[Data records]
━━━━━━

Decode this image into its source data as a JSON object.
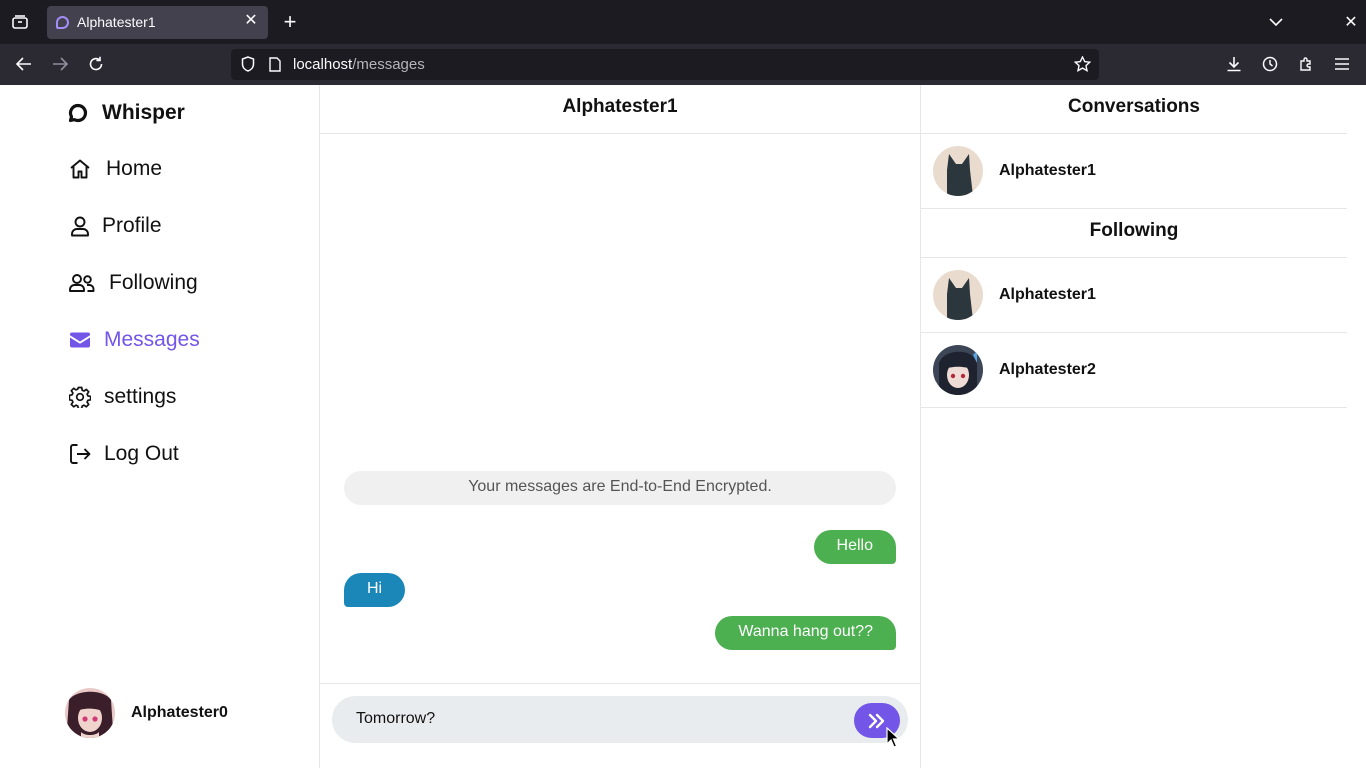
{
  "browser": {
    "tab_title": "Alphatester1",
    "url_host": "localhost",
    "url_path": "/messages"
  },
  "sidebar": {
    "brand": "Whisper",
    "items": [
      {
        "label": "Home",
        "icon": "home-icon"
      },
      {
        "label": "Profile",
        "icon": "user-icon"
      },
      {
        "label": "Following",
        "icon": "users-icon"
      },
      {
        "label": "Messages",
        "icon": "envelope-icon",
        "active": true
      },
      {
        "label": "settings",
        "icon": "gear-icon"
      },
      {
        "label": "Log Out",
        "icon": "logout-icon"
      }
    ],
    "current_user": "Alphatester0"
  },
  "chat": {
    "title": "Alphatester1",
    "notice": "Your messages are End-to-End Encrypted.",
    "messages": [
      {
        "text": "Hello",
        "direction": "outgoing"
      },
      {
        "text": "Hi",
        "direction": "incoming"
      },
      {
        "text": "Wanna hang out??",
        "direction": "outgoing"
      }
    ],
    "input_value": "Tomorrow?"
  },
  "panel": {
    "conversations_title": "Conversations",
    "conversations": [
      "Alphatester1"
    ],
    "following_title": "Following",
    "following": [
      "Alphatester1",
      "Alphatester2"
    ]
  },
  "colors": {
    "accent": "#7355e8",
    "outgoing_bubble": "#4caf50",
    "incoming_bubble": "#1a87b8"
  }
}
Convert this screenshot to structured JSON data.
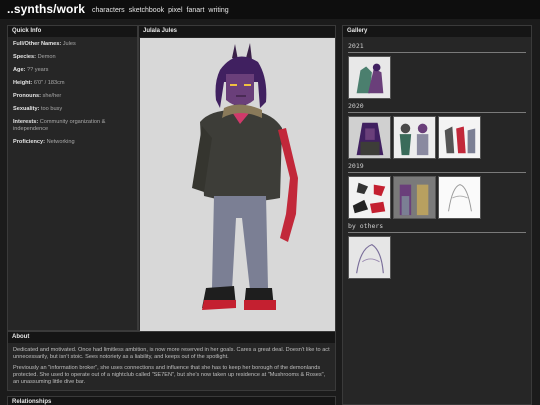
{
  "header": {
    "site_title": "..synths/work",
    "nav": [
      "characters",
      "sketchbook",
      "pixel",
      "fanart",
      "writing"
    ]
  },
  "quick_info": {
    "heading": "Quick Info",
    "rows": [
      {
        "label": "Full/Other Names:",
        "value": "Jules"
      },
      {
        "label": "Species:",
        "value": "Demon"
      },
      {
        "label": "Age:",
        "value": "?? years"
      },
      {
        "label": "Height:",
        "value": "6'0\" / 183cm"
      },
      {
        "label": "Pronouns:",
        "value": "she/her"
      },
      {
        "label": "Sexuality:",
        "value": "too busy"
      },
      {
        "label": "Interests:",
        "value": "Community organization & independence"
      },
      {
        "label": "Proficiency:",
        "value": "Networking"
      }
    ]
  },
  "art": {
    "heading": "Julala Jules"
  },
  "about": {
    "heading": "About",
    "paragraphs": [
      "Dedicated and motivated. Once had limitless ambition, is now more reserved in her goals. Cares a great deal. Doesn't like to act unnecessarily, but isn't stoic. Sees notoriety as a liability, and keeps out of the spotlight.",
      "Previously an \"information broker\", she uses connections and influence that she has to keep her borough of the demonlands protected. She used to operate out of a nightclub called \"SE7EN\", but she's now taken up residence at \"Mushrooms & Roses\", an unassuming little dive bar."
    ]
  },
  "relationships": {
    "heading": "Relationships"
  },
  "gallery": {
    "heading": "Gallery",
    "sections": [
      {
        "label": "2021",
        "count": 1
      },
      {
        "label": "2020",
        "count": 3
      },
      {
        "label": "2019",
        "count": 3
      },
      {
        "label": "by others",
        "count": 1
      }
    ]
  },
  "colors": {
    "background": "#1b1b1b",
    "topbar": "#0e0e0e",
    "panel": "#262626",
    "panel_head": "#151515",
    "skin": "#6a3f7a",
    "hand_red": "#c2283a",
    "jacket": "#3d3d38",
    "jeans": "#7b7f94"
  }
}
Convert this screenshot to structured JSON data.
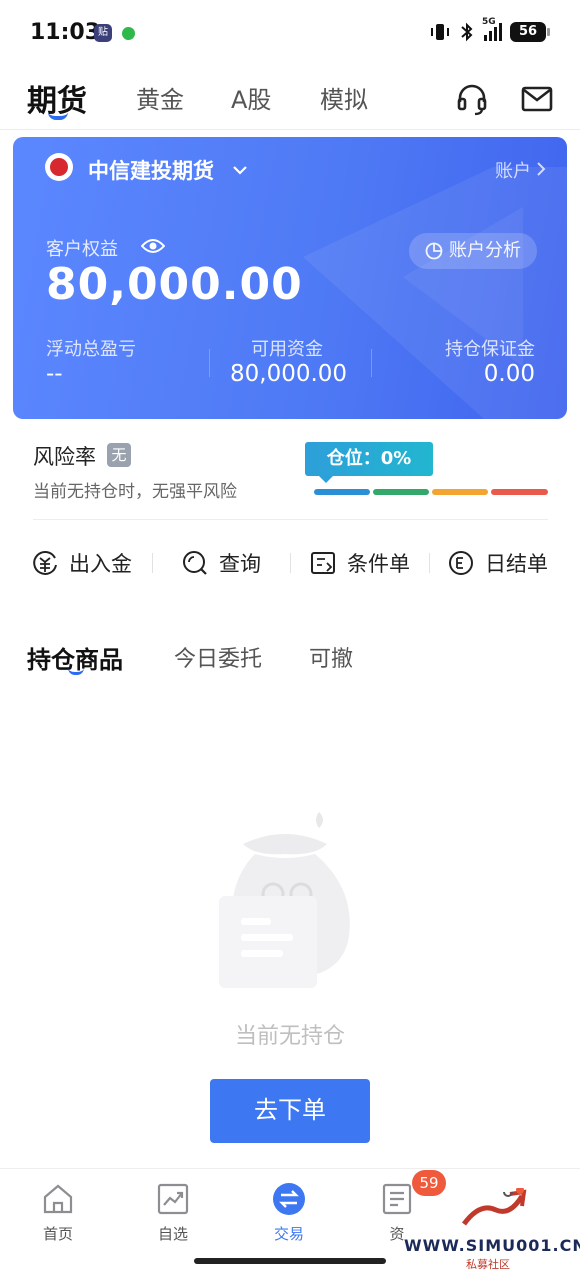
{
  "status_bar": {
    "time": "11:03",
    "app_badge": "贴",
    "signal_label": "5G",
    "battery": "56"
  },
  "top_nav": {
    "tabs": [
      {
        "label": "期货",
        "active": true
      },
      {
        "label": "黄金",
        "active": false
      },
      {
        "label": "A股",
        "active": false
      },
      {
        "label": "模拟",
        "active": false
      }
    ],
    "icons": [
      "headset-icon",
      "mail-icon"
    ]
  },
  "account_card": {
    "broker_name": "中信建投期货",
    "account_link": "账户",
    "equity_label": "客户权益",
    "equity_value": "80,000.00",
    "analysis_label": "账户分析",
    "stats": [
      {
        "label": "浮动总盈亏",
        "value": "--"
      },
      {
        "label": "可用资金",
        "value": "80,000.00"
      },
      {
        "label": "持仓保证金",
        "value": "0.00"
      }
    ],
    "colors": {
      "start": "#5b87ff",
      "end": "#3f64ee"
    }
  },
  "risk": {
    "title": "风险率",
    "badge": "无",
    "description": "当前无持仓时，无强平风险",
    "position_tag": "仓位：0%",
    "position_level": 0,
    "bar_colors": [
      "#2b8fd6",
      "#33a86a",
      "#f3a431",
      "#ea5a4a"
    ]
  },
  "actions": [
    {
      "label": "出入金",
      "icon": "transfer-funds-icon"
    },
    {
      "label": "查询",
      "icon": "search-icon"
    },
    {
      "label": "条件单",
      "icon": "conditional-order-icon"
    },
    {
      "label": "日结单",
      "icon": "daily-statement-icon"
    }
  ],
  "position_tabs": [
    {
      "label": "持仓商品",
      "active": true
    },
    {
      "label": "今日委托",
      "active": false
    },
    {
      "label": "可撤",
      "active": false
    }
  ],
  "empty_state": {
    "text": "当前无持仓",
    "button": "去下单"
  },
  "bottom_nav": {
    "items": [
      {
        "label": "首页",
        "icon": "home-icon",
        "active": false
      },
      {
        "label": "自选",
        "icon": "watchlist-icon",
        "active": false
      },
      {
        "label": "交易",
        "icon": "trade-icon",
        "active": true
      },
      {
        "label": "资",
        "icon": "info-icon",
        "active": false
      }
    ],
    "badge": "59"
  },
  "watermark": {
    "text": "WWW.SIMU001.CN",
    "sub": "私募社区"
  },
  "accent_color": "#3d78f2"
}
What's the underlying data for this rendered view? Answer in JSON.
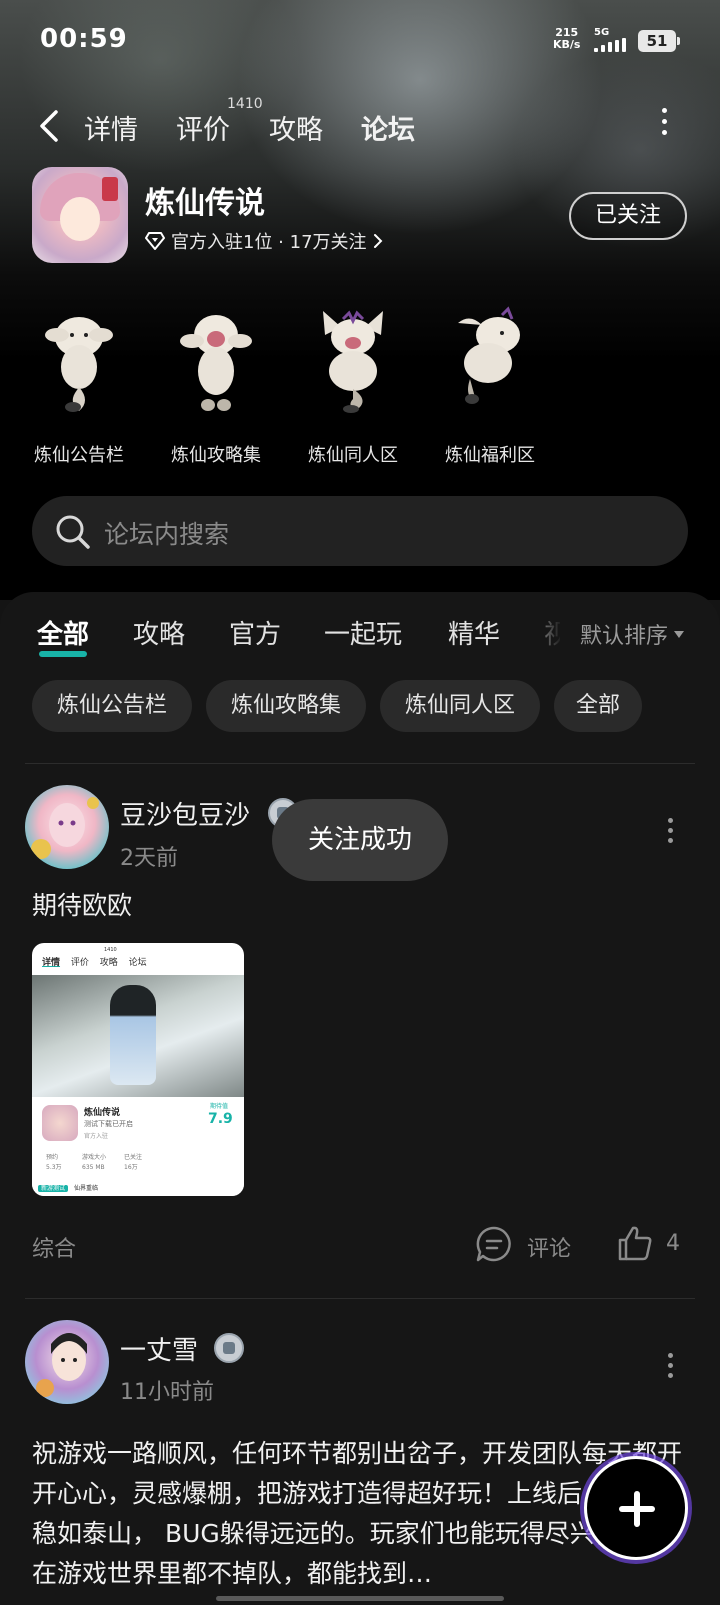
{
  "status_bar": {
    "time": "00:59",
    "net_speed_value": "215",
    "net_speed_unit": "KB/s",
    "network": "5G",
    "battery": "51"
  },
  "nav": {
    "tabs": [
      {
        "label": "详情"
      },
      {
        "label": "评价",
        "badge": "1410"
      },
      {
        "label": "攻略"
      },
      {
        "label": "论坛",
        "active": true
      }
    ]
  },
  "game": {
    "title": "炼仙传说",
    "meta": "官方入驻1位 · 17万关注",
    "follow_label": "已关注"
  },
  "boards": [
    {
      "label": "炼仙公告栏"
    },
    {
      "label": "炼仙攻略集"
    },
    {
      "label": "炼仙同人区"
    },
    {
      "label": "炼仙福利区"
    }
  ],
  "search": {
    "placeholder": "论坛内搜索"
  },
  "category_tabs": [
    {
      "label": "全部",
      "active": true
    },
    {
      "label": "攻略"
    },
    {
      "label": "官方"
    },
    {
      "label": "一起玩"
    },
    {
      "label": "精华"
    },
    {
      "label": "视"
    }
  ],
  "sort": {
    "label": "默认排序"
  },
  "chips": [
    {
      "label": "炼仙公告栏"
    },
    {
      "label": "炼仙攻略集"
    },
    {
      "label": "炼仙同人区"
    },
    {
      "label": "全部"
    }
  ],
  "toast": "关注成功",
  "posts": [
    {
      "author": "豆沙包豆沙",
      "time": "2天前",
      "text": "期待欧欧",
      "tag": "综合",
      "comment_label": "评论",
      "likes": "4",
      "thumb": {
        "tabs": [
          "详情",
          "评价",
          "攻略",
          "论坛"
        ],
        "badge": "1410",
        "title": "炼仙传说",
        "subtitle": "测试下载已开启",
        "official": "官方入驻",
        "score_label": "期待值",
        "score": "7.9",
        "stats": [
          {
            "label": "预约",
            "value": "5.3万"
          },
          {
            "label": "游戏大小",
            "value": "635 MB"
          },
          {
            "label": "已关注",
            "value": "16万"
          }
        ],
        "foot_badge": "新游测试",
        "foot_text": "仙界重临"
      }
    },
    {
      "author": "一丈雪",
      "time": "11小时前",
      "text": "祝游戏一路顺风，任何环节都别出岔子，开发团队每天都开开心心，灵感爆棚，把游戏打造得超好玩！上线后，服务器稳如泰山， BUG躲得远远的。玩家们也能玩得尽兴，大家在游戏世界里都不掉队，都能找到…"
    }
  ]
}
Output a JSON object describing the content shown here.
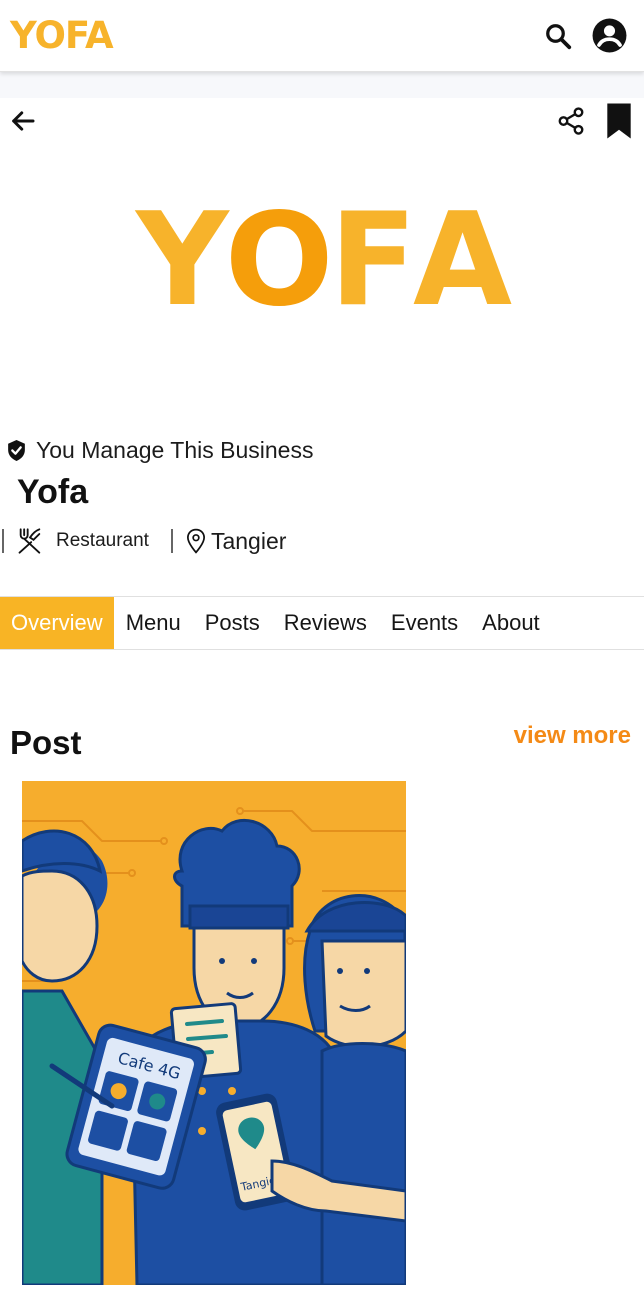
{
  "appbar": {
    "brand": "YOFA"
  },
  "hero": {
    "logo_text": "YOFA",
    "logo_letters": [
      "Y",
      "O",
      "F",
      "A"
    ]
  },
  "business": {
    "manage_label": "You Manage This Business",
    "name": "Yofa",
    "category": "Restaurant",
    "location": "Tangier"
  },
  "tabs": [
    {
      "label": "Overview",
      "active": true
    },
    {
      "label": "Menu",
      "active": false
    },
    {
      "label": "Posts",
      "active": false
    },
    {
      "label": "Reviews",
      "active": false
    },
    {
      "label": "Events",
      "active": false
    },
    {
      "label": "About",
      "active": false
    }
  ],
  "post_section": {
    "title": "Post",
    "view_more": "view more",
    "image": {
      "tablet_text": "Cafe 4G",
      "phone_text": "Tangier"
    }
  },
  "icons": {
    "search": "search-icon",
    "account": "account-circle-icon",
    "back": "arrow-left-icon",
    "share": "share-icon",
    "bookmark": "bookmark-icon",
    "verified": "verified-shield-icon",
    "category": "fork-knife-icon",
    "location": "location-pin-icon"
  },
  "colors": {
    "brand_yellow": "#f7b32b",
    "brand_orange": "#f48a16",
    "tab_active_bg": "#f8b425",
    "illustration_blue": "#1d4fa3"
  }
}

━━━━━━

- [Direction]:
Search the lines for "image". Copy each line that has it.

- [Solution]:
Decode this image into its source data as a JSON object.
    "image": {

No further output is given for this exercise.